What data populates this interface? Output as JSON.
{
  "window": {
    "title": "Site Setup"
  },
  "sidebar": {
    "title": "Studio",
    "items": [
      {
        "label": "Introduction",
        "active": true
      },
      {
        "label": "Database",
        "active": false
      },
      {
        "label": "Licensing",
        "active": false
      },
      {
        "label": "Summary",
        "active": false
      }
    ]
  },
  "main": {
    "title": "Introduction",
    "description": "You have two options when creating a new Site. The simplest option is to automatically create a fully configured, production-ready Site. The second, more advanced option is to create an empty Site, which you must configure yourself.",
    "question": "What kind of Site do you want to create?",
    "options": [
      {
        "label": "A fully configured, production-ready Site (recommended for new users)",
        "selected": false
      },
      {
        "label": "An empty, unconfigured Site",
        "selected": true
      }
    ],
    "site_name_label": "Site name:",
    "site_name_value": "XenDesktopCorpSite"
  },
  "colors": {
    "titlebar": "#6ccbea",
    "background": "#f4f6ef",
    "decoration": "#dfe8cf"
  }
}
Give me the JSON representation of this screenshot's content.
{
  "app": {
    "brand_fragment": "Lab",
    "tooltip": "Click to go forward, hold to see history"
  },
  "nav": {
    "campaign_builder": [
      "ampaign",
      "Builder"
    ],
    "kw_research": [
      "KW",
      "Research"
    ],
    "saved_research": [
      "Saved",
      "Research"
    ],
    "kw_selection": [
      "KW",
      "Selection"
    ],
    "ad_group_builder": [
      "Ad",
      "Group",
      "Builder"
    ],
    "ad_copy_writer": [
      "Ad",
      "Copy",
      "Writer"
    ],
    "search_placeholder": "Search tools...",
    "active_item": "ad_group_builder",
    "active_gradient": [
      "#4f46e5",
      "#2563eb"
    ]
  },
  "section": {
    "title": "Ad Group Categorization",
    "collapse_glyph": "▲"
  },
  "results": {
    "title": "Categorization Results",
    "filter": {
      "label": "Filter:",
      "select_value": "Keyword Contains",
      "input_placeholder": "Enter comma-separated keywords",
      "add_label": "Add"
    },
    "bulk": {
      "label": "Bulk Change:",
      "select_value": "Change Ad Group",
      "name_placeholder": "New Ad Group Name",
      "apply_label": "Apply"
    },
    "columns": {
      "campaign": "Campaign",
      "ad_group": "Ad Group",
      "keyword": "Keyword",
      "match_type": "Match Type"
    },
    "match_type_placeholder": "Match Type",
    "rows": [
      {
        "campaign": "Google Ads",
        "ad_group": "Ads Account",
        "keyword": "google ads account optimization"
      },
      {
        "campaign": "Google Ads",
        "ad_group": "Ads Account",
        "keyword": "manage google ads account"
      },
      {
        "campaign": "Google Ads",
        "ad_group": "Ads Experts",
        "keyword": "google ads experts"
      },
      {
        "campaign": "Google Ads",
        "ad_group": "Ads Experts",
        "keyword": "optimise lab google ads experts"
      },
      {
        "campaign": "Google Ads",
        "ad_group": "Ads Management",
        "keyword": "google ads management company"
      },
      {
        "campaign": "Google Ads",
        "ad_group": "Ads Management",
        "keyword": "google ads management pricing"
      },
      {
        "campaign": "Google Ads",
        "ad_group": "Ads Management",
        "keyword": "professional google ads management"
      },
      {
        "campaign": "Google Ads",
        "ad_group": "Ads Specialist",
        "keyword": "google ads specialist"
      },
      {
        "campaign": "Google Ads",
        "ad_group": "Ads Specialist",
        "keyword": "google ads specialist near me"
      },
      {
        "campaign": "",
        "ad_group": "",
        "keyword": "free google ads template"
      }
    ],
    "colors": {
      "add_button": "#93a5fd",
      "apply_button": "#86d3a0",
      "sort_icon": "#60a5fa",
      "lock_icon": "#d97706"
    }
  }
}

▶ [SHORT PROBLEM]:
The records above must be output exactly, in full.

▶ [RESULT OF THE TASK]:
What data populates this interface? Output as JSON.
{
  "window": {
    "title": "Site Setup"
  },
  "sidebar": {
    "title": "Studio",
    "items": [
      {
        "label": "Introduction",
        "active": true
      },
      {
        "label": "Database",
        "active": false
      },
      {
        "label": "Licensing",
        "active": false
      },
      {
        "label": "Summary",
        "active": false
      }
    ]
  },
  "main": {
    "title": "Introduction",
    "description": "You have two options when creating a new Site. The simplest option is to automatically create a fully configured, production-ready Site. The second, more advanced option is to create an empty Site, which you must configure yourself.",
    "question": "What kind of Site do you want to create?",
    "options": [
      {
        "label": "A fully configured, production-ready Site (recommended for new users)",
        "selected": false
      },
      {
        "label": "An empty, unconfigured Site",
        "selected": true
      }
    ],
    "site_name_label": "Site name:",
    "site_name_value": "XenDesktopCorpSite"
  },
  "colors": {
    "titlebar": "#6ccbea",
    "background": "#f4f6ef",
    "decoration": "#dfe8cf"
  }
}
Give me the JSON representation of this screenshot's content.
{
  "app": {
    "brand_fragment": "Lab",
    "tooltip": "Click to go forward, hold to see history"
  },
  "nav": {
    "campaign_builder": [
      "ampaign",
      "Builder"
    ],
    "kw_research": [
      "KW",
      "Research"
    ],
    "saved_research": [
      "Saved",
      "Research"
    ],
    "kw_selection": [
      "KW",
      "Selection"
    ],
    "ad_group_builder": [
      "Ad",
      "Group",
      "Builder"
    ],
    "ad_copy_writer": [
      "Ad",
      "Copy",
      "Writer"
    ],
    "search_placeholder": "Search tools...",
    "active_item": "ad_group_builder",
    "active_gradient": [
      "#4f46e5",
      "#2563eb"
    ]
  },
  "section": {
    "title": "Ad Group Categorization",
    "collapse_glyph": "▲"
  },
  "results": {
    "title": "Categorization Results",
    "filter": {
      "label": "Filter:",
      "select_value": "Keyword Contains",
      "input_placeholder": "Enter comma-separated keywords",
      "add_label": "Add"
    },
    "bulk": {
      "label": "Bulk Change:",
      "select_value": "Change Ad Group",
      "name_placeholder": "New Ad Group Name",
      "apply_label": "Apply"
    },
    "columns": {
      "campaign": "Campaign",
      "ad_group": "Ad Group",
      "keyword": "Keyword",
      "match_type": "Match Type"
    },
    "match_type_placeholder": "Match Type",
    "rows": [
      {
        "campaign": "Google Ads",
        "ad_group": "Ads Account",
        "keyword": "google ads account optimization"
      },
      {
        "campaign": "Google Ads",
        "ad_group": "Ads Account",
        "keyword": "manage google ads account"
      },
      {
        "campaign": "Google Ads",
        "ad_group": "Ads Experts",
        "keyword": "google ads experts"
      },
      {
        "campaign": "Google Ads",
        "ad_group": "Ads Experts",
        "keyword": "optimise lab google ads experts"
      },
      {
        "campaign": "Google Ads",
        "ad_group": "Ads Management",
        "keyword": "google ads management company"
      },
      {
        "campaign": "Google Ads",
        "ad_group": "Ads Management",
        "keyword": "google ads management pricing"
      },
      {
        "campaign": "Google Ads",
        "ad_group": "Ads Management",
        "keyword": "professional google ads management"
      },
      {
        "campaign": "Google Ads",
        "ad_group": "Ads Specialist",
        "keyword": "google ads specialist"
      },
      {
        "campaign": "Google Ads",
        "ad_group": "Ads Specialist",
        "keyword": "google ads specialist near me"
      },
      {
        "campaign": "",
        "ad_group": "",
        "keyword": "free google ads template"
      }
    ],
    "colors": {
      "add_button": "#93a5fd",
      "apply_button": "#86d3a0",
      "sort_icon": "#60a5fa",
      "lock_icon": "#d97706"
    }
  }
}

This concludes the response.